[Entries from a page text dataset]
+ + + +
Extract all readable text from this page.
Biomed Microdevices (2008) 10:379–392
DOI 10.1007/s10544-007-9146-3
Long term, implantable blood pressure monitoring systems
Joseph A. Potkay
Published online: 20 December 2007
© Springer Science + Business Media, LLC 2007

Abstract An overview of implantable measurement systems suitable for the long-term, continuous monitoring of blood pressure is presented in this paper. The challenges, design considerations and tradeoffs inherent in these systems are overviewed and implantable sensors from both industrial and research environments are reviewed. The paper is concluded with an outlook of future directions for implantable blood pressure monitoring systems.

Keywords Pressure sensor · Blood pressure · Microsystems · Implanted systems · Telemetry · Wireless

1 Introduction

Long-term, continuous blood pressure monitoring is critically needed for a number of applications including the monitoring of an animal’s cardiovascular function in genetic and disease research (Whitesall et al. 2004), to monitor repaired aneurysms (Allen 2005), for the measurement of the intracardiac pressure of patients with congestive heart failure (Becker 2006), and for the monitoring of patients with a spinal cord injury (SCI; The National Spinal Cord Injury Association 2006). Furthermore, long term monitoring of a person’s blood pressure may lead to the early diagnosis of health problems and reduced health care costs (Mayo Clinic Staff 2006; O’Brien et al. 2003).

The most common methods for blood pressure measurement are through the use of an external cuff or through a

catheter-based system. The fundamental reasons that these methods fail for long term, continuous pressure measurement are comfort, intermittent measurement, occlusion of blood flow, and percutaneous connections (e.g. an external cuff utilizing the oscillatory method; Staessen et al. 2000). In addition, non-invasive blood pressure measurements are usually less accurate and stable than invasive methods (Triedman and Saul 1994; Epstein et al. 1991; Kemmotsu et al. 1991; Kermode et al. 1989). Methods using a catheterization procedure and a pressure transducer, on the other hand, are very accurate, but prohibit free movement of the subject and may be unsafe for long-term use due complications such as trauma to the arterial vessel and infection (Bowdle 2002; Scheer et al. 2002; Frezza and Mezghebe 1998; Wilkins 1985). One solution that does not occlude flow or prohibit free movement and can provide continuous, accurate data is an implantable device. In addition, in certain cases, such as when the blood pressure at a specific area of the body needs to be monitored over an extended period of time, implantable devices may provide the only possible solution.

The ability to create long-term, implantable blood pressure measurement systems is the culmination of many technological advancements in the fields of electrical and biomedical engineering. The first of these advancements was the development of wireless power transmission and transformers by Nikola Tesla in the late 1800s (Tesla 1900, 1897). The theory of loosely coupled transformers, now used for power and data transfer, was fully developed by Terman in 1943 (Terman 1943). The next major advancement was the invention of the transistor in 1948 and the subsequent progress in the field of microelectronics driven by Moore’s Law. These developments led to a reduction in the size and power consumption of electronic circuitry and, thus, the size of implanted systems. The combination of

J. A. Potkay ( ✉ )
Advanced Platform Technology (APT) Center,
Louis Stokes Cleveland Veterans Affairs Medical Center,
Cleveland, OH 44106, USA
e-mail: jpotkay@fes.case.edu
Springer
+ + + +
▶ **Exercise description**: Write the entries again, exactly as they stand.

▶ **Reply**:
Extract all readable text from this page.
Biomed Microdevices (2008) 10:379–392
DOI 10.1007/s10544-007-9146-3
Long term, implantable blood pressure monitoring systems
Joseph A. Potkay
Published online: 20 December 2007
© Springer Science + Business Media, LLC 2007

Abstract An overview of implantable measurement systems suitable for the long-term, continuous monitoring of blood pressure is presented in this paper. The challenges, design considerations and tradeoffs inherent in these systems are overviewed and implantable sensors from both industrial and research environments are reviewed. The paper is concluded with an outlook of future directions for implantable blood pressure monitoring systems.

Keywords Pressure sensor · Blood pressure · Microsystems · Implanted systems · Telemetry · Wireless

1 Introduction

Long-term, continuous blood pressure monitoring is critically needed for a number of applications including the monitoring of an animal’s cardiovascular function in genetic and disease research (Whitesall et al. 2004), to monitor repaired aneurysms (Allen 2005), for the measurement of the intracardiac pressure of patients with congestive heart failure (Becker 2006), and for the monitoring of patients with a spinal cord injury (SCI; The National Spinal Cord Injury Association 2006). Furthermore, long term monitoring of a person’s blood pressure may lead to the early diagnosis of health problems and reduced health care costs (Mayo Clinic Staff 2006; O’Brien et al. 2003).

The most common methods for blood pressure measurement are through the use of an external cuff or through a

catheter-based system. The fundamental reasons that these methods fail for long term, continuous pressure measurement are comfort, intermittent measurement, occlusion of blood flow, and percutaneous connections (e.g. an external cuff utilizing the oscillatory method; Staessen et al. 2000). In addition, non-invasive blood pressure measurements are usually less accurate and stable than invasive methods (Triedman and Saul 1994; Epstein et al. 1991; Kemmotsu et al. 1991; Kermode et al. 1989). Methods using a catheterization procedure and a pressure transducer, on the other hand, are very accurate, but prohibit free movement of the subject and may be unsafe for long-term use due complications such as trauma to the arterial vessel and infection (Bowdle 2002; Scheer et al. 2002; Frezza and Mezghebe 1998; Wilkins 1985). One solution that does not occlude flow or prohibit free movement and can provide continuous, accurate data is an implantable device. In addition, in certain cases, such as when the blood pressure at a specific area of the body needs to be monitored over an extended period of time, implantable devices may provide the only possible solution.

The ability to create long-term, implantable blood pressure measurement systems is the culmination of many technological advancements in the fields of electrical and biomedical engineering. The first of these advancements was the development of wireless power transmission and transformers by Nikola Tesla in the late 1800s (Tesla 1900, 1897). The theory of loosely coupled transformers, now used for power and data transfer, was fully developed by Terman in 1943 (Terman 1943). The next major advancement was the invention of the transistor in 1948 and the subsequent progress in the field of microelectronics driven by Moore’s Law. These developments led to a reduction in the size and power consumption of electronic circuitry and, thus, the size of implanted systems. The combination of

J. A. Potkay ( ✉ )
Advanced Platform Technology (APT) Center,
Louis Stokes Cleveland Veterans Affairs Medical Center,
Cleveland, OH 44106, USA
e-mail: jpotkay@fes.case.edu
Springer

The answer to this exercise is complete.